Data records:

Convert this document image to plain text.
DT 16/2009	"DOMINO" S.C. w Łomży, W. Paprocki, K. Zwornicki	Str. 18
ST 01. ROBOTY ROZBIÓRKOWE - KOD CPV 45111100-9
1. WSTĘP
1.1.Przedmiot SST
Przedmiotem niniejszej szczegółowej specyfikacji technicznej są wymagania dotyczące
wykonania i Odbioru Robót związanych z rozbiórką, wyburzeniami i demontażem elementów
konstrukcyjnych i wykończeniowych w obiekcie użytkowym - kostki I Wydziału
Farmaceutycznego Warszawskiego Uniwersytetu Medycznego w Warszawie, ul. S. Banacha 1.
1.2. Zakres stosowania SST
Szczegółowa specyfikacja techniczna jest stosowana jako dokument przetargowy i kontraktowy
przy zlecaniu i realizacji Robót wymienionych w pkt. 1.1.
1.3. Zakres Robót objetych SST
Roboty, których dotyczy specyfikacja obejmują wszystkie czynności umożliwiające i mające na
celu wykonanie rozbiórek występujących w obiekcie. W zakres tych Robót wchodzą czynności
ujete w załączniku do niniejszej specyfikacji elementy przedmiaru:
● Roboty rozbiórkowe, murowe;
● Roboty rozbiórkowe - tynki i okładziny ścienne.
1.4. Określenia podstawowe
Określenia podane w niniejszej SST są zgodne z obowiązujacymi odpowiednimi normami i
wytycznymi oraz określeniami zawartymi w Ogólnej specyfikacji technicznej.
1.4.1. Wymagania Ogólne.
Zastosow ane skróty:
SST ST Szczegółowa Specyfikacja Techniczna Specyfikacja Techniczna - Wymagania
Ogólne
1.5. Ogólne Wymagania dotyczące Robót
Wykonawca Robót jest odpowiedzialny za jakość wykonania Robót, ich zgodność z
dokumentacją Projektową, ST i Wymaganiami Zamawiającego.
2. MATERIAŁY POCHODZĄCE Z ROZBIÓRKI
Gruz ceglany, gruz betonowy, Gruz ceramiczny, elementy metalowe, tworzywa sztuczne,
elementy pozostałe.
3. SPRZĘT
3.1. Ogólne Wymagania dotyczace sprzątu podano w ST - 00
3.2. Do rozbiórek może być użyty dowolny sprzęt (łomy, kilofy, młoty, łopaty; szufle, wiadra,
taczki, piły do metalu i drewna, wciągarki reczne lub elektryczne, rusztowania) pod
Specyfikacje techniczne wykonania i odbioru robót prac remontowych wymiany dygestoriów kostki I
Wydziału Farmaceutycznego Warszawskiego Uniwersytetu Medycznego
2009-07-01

__AIM OF THE EXERCISE__:
Word for word, write out all of the data above.

__SOLVED EXERCISE__:
Convert this document image to plain text.
DT 16/2009	"DOMINO" S.C. w Łomży, W. Paprocki, K. Zwornicki	Str. 18
ST 01. ROBOTY ROZBIÓRKOWE - KOD CPV 45111100-9
1. WSTĘP
1.1.Przedmiot SST
Przedmiotem niniejszej szczegółowej specyfikacji technicznej są wymagania dotyczące
wykonania i Odbioru Robót związanych z rozbiórką, wyburzeniami i demontażem elementów
konstrukcyjnych i wykończeniowych w obiekcie użytkowym - kostki I Wydziału
Farmaceutycznego Warszawskiego Uniwersytetu Medycznego w Warszawie, ul. S. Banacha 1.
1.2. Zakres stosowania SST
Szczegółowa specyfikacja techniczna jest stosowana jako dokument przetargowy i kontraktowy
przy zlecaniu i realizacji Robót wymienionych w pkt. 1.1.
1.3. Zakres Robót objetych SST
Roboty, których dotyczy specyfikacja obejmują wszystkie czynności umożliwiające i mające na
celu wykonanie rozbiórek występujących w obiekcie. W zakres tych Robót wchodzą czynności
ujete w załączniku do niniejszej specyfikacji elementy przedmiaru:
● Roboty rozbiórkowe, murowe;
● Roboty rozbiórkowe - tynki i okładziny ścienne.
1.4. Określenia podstawowe
Określenia podane w niniejszej SST są zgodne z obowiązujacymi odpowiednimi normami i
wytycznymi oraz określeniami zawartymi w Ogólnej specyfikacji technicznej.
1.4.1. Wymagania Ogólne.
Zastosow ane skróty:
SST ST Szczegółowa Specyfikacja Techniczna Specyfikacja Techniczna - Wymagania
Ogólne
1.5. Ogólne Wymagania dotyczące Robót
Wykonawca Robót jest odpowiedzialny za jakość wykonania Robót, ich zgodność z
dokumentacją Projektową, ST i Wymaganiami Zamawiającego.
2. MATERIAŁY POCHODZĄCE Z ROZBIÓRKI
Gruz ceglany, gruz betonowy, Gruz ceramiczny, elementy metalowe, tworzywa sztuczne,
elementy pozostałe.
3. SPRZĘT
3.1. Ogólne Wymagania dotyczace sprzątu podano w ST - 00
3.2. Do rozbiórek może być użyty dowolny sprzęt (łomy, kilofy, młoty, łopaty; szufle, wiadra,
taczki, piły do metalu i drewna, wciągarki reczne lub elektryczne, rusztowania) pod
Specyfikacje techniczne wykonania i odbioru robót prac remontowych wymiany dygestoriów kostki I
Wydziału Farmaceutycznego Warszawskiego Uniwersytetu Medycznego
2009-07-01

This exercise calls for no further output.